◆ Exercise goal ◆
Lines that include the word "this" are the ones to copy.

◆ Material ◆
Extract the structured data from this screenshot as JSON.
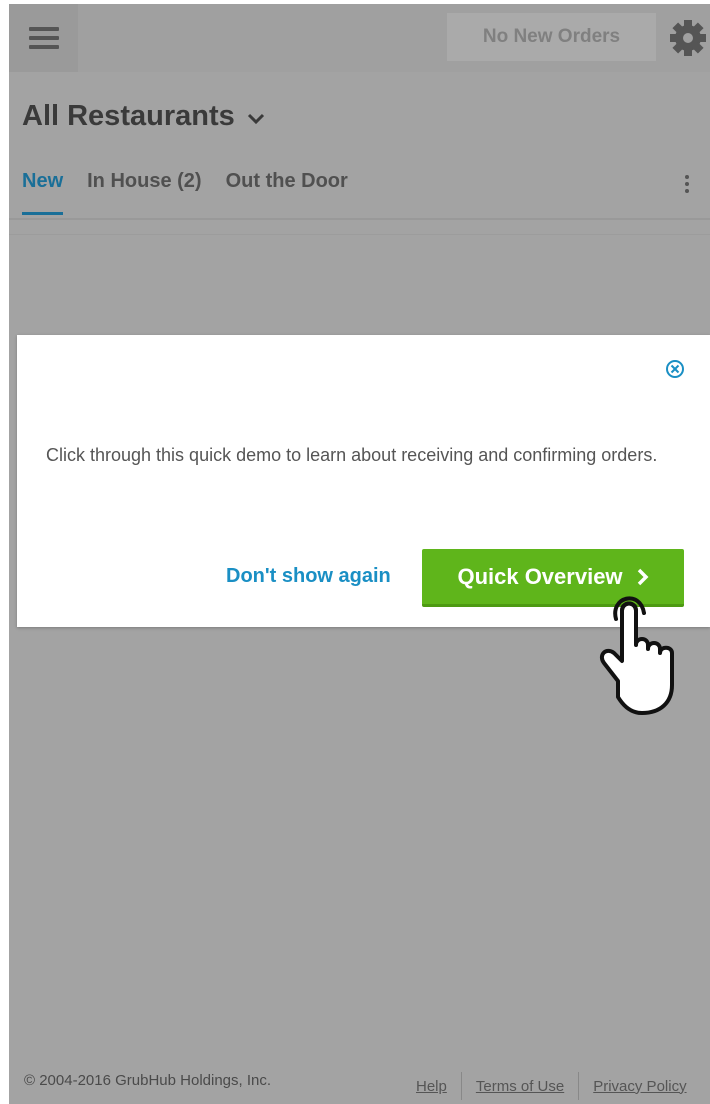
{
  "header": {
    "orders_button": "No New Orders",
    "menu_icon": "hamburger-icon",
    "settings_icon": "gear-icon"
  },
  "page": {
    "title": "All Restaurants",
    "title_icon": "chevron-down-icon"
  },
  "tabs": [
    {
      "label": "New",
      "active": true
    },
    {
      "label": "In House (2)",
      "active": false
    },
    {
      "label": "Out the Door",
      "active": false
    }
  ],
  "modal": {
    "message": "Click through this quick demo to learn about receiving and confirming orders.",
    "dont_show_label": "Don't show again",
    "quick_overview_label": "Quick Overview",
    "close_icon": "close-circle-icon"
  },
  "footer": {
    "copyright": "© 2004-2016 GrubHub Holdings, Inc.",
    "links": [
      "Help",
      "Terms of Use",
      "Privacy Policy"
    ]
  },
  "colors": {
    "accent": "#1a6f98",
    "link_blue": "#1a8fc4",
    "button_green": "#5fb51b",
    "overlay_gray": "#a3a3a3"
  }
}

◆ Exercise solution ◆
Extract the structured data from this screenshot as JSON.
    "message": "Click through this quick demo to learn about receiving and confirming orders.",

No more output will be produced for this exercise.